BRIEF
Take the data below and repeat it exactly.

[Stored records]
- - - - -

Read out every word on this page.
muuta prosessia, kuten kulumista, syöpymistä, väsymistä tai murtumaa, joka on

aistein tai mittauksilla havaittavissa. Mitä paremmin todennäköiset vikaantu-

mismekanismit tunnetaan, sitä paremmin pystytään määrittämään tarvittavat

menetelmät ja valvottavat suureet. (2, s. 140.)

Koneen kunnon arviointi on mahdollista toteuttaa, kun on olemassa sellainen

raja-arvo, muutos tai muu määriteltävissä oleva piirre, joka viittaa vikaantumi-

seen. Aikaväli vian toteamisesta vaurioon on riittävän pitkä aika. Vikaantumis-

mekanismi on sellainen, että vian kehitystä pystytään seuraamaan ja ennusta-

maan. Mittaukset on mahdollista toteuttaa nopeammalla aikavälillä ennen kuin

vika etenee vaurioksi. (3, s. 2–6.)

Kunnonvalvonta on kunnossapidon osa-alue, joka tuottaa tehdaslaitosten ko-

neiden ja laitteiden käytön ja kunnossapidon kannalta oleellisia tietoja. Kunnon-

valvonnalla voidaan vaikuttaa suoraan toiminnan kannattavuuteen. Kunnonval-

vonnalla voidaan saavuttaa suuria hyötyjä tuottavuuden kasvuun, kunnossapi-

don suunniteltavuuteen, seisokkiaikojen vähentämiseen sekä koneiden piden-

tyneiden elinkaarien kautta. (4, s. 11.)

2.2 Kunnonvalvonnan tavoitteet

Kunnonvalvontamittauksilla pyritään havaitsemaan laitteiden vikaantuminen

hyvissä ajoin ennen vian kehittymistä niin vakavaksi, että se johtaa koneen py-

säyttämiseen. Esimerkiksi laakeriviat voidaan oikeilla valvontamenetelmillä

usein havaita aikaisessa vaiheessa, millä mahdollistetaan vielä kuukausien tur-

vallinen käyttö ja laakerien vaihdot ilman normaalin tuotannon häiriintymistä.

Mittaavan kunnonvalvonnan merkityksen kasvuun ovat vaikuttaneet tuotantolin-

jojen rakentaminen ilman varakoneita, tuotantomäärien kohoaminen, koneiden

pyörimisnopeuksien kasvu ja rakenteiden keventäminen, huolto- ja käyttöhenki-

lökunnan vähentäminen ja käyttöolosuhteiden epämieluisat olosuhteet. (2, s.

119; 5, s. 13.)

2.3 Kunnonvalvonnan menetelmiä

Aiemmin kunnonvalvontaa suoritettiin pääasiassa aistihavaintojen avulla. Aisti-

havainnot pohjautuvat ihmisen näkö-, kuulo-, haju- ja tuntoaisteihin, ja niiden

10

- - - - -

TASK RESPONSE
Read out every word on this page.
muuta prosessia, kuten kulumista, syöpymistä, väsymistä tai murtumaa, joka on

aistein tai mittauksilla havaittavissa. Mitä paremmin todennäköiset vikaantu-

mismekanismit tunnetaan, sitä paremmin pystytään määrittämään tarvittavat

menetelmät ja valvottavat suureet. (2, s. 140.)

Koneen kunnon arviointi on mahdollista toteuttaa, kun on olemassa sellainen

raja-arvo, muutos tai muu määriteltävissä oleva piirre, joka viittaa vikaantumi-

seen. Aikaväli vian toteamisesta vaurioon on riittävän pitkä aika. Vikaantumis-

mekanismi on sellainen, että vian kehitystä pystytään seuraamaan ja ennusta-

maan. Mittaukset on mahdollista toteuttaa nopeammalla aikavälillä ennen kuin

vika etenee vaurioksi. (3, s. 2–6.)

Kunnonvalvonta on kunnossapidon osa-alue, joka tuottaa tehdaslaitosten ko-

neiden ja laitteiden käytön ja kunnossapidon kannalta oleellisia tietoja. Kunnon-

valvonnalla voidaan vaikuttaa suoraan toiminnan kannattavuuteen. Kunnonval-

vonnalla voidaan saavuttaa suuria hyötyjä tuottavuuden kasvuun, kunnossapi-

don suunniteltavuuteen, seisokkiaikojen vähentämiseen sekä koneiden piden-

tyneiden elinkaarien kautta. (4, s. 11.)

2.2 Kunnonvalvonnan tavoitteet

Kunnonvalvontamittauksilla pyritään havaitsemaan laitteiden vikaantuminen

hyvissä ajoin ennen vian kehittymistä niin vakavaksi, että se johtaa koneen py-

säyttämiseen. Esimerkiksi laakeriviat voidaan oikeilla valvontamenetelmillä

usein havaita aikaisessa vaiheessa, millä mahdollistetaan vielä kuukausien tur-

vallinen käyttö ja laakerien vaihdot ilman normaalin tuotannon häiriintymistä.

Mittaavan kunnonvalvonnan merkityksen kasvuun ovat vaikuttaneet tuotantolin-

jojen rakentaminen ilman varakoneita, tuotantomäärien kohoaminen, koneiden

pyörimisnopeuksien kasvu ja rakenteiden keventäminen, huolto- ja käyttöhenki-

lökunnan vähentäminen ja käyttöolosuhteiden epämieluisat olosuhteet. (2, s.

119; 5, s. 13.)

2.3 Kunnonvalvonnan menetelmiä

Aiemmin kunnonvalvontaa suoritettiin pääasiassa aistihavaintojen avulla. Aisti-

havainnot pohjautuvat ihmisen näkö-, kuulo-, haju- ja tuntoaisteihin, ja niiden

10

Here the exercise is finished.